Task —
Please copy out everything in the listing from its first line down to the line containing "bar-segment-2015-automobiles [604, 1121, 679, 1273]", both included, and reproduce each line exactly.

Given records —
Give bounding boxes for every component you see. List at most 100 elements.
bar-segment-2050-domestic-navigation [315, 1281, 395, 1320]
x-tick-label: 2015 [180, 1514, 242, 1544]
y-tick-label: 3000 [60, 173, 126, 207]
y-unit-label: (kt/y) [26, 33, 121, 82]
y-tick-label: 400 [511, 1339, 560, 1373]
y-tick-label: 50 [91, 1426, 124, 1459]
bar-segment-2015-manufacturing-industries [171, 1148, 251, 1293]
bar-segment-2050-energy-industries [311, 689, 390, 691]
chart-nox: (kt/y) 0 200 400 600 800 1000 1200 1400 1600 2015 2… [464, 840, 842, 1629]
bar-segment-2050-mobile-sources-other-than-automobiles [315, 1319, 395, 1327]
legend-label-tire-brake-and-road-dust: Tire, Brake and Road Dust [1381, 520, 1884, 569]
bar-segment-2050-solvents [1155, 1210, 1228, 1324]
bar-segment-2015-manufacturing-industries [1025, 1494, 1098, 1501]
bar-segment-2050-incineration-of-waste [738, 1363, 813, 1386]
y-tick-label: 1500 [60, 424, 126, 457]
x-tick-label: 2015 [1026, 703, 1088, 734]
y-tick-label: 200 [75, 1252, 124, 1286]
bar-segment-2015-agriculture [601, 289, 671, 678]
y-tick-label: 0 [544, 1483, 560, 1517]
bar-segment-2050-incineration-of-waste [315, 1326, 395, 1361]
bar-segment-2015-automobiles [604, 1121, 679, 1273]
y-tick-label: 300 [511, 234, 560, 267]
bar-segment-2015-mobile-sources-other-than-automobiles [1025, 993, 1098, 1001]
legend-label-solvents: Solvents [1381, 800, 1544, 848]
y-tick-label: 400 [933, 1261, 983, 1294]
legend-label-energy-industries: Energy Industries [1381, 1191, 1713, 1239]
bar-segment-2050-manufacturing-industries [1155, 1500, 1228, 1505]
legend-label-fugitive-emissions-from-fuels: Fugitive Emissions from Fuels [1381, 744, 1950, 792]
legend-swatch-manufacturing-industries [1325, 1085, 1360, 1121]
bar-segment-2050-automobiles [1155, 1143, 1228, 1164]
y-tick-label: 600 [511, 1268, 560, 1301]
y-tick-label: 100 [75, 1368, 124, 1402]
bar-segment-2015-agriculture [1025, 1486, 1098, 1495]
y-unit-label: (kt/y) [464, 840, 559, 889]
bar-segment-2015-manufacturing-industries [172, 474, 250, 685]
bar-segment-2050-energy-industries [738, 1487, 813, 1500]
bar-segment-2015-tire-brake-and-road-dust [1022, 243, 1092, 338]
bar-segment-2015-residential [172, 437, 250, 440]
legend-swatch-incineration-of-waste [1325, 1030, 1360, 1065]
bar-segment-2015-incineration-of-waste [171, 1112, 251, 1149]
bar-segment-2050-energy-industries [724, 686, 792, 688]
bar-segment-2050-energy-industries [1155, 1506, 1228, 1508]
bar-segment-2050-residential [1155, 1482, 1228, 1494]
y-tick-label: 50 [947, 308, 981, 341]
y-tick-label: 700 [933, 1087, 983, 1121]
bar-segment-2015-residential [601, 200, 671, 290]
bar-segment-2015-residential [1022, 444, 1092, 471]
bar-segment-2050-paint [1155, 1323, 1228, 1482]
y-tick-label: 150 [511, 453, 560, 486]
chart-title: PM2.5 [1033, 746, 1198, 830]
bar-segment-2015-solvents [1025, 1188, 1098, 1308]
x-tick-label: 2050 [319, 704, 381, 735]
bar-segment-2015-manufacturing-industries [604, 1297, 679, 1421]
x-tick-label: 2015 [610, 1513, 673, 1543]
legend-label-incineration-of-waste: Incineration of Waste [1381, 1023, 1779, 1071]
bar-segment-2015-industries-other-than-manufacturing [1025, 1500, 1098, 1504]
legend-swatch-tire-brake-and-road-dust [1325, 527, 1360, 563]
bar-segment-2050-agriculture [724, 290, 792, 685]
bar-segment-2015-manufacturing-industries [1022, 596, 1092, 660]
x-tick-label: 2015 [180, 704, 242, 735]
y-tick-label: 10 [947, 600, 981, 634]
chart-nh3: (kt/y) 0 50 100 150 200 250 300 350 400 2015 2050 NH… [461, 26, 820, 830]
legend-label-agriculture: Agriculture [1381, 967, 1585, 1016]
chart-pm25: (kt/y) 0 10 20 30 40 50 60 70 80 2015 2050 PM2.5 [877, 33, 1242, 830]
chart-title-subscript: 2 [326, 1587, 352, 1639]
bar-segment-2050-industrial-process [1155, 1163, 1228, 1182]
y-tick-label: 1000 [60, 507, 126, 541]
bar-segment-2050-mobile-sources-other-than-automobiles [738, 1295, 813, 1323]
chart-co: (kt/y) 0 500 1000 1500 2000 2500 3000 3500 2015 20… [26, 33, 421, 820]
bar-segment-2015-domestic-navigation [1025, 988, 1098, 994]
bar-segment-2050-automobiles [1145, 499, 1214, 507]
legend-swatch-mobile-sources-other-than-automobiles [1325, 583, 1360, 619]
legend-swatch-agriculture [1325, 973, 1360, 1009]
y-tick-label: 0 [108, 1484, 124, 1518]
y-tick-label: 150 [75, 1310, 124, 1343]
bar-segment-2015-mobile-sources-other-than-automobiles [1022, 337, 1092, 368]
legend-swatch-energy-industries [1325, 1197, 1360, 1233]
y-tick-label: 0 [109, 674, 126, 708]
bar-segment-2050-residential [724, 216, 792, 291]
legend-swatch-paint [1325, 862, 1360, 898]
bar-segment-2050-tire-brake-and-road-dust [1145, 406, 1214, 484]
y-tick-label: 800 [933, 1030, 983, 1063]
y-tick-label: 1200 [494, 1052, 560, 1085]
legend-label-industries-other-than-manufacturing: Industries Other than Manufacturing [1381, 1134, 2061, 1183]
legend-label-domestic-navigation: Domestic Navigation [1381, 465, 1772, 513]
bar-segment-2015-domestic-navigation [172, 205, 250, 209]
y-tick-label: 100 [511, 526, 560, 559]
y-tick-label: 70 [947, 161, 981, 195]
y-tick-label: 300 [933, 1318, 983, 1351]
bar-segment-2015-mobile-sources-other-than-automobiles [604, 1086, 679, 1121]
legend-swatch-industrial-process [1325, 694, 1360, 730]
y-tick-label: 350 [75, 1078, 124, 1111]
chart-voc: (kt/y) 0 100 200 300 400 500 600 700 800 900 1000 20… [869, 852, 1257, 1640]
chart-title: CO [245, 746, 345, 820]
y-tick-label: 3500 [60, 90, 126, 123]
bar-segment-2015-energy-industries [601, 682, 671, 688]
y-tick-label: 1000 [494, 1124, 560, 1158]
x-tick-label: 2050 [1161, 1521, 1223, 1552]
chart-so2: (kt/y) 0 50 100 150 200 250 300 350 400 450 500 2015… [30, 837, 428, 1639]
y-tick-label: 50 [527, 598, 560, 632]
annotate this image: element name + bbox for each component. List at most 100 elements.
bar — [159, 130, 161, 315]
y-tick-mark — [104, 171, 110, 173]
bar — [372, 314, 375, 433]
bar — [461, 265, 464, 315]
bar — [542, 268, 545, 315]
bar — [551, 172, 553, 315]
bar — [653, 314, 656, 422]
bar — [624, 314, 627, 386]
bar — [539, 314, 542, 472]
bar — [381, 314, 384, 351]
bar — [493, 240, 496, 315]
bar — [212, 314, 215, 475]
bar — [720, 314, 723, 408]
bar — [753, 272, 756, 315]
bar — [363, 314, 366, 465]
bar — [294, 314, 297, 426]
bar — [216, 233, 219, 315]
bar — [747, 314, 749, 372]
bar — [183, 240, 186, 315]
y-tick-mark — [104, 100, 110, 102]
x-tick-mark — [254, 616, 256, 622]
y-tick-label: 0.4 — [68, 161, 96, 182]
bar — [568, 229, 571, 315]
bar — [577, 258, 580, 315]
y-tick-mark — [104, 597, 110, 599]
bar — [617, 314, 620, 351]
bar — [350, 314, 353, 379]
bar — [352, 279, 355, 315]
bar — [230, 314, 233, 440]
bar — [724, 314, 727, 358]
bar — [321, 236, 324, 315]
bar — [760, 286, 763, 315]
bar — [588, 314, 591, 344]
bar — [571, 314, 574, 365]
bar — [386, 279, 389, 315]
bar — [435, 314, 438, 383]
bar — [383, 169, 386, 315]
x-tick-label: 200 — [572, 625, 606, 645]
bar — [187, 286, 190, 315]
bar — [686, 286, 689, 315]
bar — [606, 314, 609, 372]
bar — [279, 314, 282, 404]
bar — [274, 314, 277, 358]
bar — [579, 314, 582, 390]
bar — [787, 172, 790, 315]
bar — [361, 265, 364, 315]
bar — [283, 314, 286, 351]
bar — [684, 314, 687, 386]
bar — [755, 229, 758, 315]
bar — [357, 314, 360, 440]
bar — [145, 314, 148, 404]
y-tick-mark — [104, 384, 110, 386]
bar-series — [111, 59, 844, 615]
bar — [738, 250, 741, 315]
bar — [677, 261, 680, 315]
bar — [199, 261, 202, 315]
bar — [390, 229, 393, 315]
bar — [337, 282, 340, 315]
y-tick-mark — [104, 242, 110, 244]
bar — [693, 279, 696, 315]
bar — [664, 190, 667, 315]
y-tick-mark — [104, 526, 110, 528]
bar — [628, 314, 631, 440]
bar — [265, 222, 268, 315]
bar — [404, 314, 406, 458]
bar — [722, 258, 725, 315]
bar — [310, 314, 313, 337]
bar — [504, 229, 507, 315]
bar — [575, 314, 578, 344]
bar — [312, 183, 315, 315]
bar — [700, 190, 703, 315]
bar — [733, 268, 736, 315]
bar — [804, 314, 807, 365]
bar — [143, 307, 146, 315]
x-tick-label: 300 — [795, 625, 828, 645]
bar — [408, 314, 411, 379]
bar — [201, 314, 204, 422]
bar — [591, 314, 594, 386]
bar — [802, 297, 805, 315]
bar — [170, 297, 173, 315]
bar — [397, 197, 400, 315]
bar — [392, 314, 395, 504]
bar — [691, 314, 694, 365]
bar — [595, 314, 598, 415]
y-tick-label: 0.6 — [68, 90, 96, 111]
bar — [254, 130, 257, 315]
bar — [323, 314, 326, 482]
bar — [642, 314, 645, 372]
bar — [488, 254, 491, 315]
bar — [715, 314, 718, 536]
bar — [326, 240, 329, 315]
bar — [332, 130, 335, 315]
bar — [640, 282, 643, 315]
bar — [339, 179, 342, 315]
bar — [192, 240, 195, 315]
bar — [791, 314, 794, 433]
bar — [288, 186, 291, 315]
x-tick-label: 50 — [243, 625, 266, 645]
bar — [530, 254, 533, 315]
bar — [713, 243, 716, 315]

Response to the task —
Give bounding boxes for every component you see. List at most 100 elements.
bar-segment-2050-domestic-navigation [315, 1281, 395, 1320]
x-tick-label: 2015 [180, 1514, 242, 1544]
y-tick-label: 3000 [60, 173, 126, 207]
y-unit-label: (kt/y) [26, 33, 121, 82]
y-tick-label: 400 [511, 1339, 560, 1373]
y-tick-label: 50 [91, 1426, 124, 1459]
bar-segment-2015-manufacturing-industries [171, 1148, 251, 1293]
bar-segment-2050-energy-industries [311, 689, 390, 691]
chart-nox: (kt/y) 0 200 400 600 800 1000 1200 1400 1600 2015 2… [464, 840, 842, 1629]
bar-segment-2050-mobile-sources-other-than-automobiles [315, 1319, 395, 1327]
legend-label-tire-brake-and-road-dust: Tire, Brake and Road Dust [1381, 520, 1884, 569]
bar-segment-2050-solvents [1155, 1210, 1228, 1324]
bar-segment-2015-manufacturing-industries [1025, 1494, 1098, 1501]
bar-segment-2050-incineration-of-waste [738, 1363, 813, 1386]
y-tick-label: 1500 [60, 424, 126, 457]
x-tick-label: 2015 [1026, 703, 1088, 734]
y-tick-label: 200 [75, 1252, 124, 1286]
bar-segment-2015-agriculture [601, 289, 671, 678]
y-tick-label: 0 [544, 1483, 560, 1517]
bar-segment-2050-incineration-of-waste [315, 1326, 395, 1361]
bar-segment-2015-automobiles [604, 1121, 679, 1273]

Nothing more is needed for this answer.